DIRECTIVE>
Copy out each line below exactly as it appears.

GIVEN DATA>
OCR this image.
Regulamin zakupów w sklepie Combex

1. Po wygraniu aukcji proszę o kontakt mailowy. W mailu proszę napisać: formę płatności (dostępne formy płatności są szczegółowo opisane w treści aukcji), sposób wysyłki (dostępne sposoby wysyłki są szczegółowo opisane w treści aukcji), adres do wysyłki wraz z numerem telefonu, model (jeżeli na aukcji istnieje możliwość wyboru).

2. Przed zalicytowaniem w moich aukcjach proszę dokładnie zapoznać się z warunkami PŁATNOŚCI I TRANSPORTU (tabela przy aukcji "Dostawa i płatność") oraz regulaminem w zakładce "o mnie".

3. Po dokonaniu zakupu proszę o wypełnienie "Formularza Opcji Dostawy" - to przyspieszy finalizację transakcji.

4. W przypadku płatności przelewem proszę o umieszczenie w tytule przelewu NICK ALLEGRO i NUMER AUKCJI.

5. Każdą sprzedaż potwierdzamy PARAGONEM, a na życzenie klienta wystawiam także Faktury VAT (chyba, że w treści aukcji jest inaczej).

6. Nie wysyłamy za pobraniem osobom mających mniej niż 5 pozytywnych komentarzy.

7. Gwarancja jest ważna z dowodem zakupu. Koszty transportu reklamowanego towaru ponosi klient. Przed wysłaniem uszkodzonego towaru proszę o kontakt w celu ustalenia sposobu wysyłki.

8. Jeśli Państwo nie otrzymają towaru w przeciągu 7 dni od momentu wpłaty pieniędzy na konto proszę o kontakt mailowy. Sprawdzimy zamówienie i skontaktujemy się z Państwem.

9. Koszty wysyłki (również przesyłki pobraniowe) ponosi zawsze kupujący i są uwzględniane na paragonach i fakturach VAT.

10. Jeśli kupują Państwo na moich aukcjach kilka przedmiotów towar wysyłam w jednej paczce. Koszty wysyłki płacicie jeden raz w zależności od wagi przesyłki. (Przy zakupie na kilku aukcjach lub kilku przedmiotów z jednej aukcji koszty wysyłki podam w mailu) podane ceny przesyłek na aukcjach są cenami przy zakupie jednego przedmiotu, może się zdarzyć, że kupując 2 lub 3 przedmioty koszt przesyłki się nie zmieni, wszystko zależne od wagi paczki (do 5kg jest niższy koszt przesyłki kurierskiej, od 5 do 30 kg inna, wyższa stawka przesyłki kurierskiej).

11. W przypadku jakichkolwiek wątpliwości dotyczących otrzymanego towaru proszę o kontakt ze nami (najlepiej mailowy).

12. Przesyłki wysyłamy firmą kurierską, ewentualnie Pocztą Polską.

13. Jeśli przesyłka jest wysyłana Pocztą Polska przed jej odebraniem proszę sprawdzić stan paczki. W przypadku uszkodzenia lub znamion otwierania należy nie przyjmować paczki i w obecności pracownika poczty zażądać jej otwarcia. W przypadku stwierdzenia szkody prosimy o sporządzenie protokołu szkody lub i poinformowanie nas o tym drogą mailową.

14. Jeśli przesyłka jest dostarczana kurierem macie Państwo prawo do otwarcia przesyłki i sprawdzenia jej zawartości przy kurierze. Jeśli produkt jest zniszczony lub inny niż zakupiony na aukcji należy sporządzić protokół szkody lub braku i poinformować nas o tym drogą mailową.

WORKED ANSWER>
OCR this image.
Regulamin zakupów w sklepie Combex

1. Po wygraniu aukcji proszę o kontakt mailowy. W mailu proszę napisać: formę płatności (dostępne formy płatności są szczegółowo opisane w treści aukcji), sposób wysyłki (dostępne sposoby wysyłki są szczegółowo opisane w treści aukcji), adres do wysyłki wraz z numerem telefonu, model (jeżeli na aukcji istnieje możliwość wyboru).

2. Przed zalicytowaniem w moich aukcjach proszę dokładnie zapoznać się z warunkami PŁATNOŚCI I TRANSPORTU (tabela przy aukcji "Dostawa i płatność") oraz regulaminem w zakładce "o mnie".

3. Po dokonaniu zakupu proszę o wypełnienie "Formularza Opcji Dostawy" - to przyspieszy finalizację transakcji.

4. W przypadku płatności przelewem proszę o umieszczenie w tytule przelewu NICK ALLEGRO i NUMER AUKCJI.

5. Każdą sprzedaż potwierdzamy PARAGONEM, a na życzenie klienta wystawiam także Faktury VAT (chyba, że w treści aukcji jest inaczej).

6. Nie wysyłamy za pobraniem osobom mających mniej niż 5 pozytywnych komentarzy.

7. Gwarancja jest ważna z dowodem zakupu. Koszty transportu reklamowanego towaru ponosi klient. Przed wysłaniem uszkodzonego towaru proszę o kontakt w celu ustalenia sposobu wysyłki.

8. Jeśli Państwo nie otrzymają towaru w przeciągu 7 dni od momentu wpłaty pieniędzy na konto proszę o kontakt mailowy. Sprawdzimy zamówienie i skontaktujemy się z Państwem.

9. Koszty wysyłki (również przesyłki pobraniowe) ponosi zawsze kupujący i są uwzględniane na paragonach i fakturach VAT.

10. Jeśli kupują Państwo na moich aukcjach kilka przedmiotów towar wysyłam w jednej paczce. Koszty wysyłki płacicie jeden raz w zależności od wagi przesyłki. (Przy zakupie na kilku aukcjach lub kilku przedmiotów z jednej aukcji koszty wysyłki podam w mailu) podane ceny przesyłek na aukcjach są cenami przy zakupie jednego przedmiotu, może się zdarzyć, że kupując 2 lub 3 przedmioty koszt przesyłki się nie zmieni, wszystko zależne od wagi paczki (do 5kg jest niższy koszt przesyłki kurierskiej, od 5 do 30 kg inna, wyższa stawka przesyłki kurierskiej).

11. W przypadku jakichkolwiek wątpliwości dotyczących otrzymanego towaru proszę o kontakt ze nami (najlepiej mailowy).

12. Przesyłki wysyłamy firmą kurierską, ewentualnie Pocztą Polską.

13. Jeśli przesyłka jest wysyłana Pocztą Polska przed jej odebraniem proszę sprawdzić stan paczki. W przypadku uszkodzenia lub znamion otwierania należy nie przyjmować paczki i w obecności pracownika poczty zażądać jej otwarcia. W przypadku stwierdzenia szkody prosimy o sporządzenie protokołu szkody lub i poinformowanie nas o tym drogą mailową.

14. Jeśli przesyłka jest dostarczana kurierem macie Państwo prawo do otwarcia przesyłki i sprawdzenia jej zawartości przy kurierze. Jeśli produkt jest zniszczony lub inny niż zakupiony na aukcji należy sporządzić protokół szkody lub braku i poinformować nas o tym drogą mailową.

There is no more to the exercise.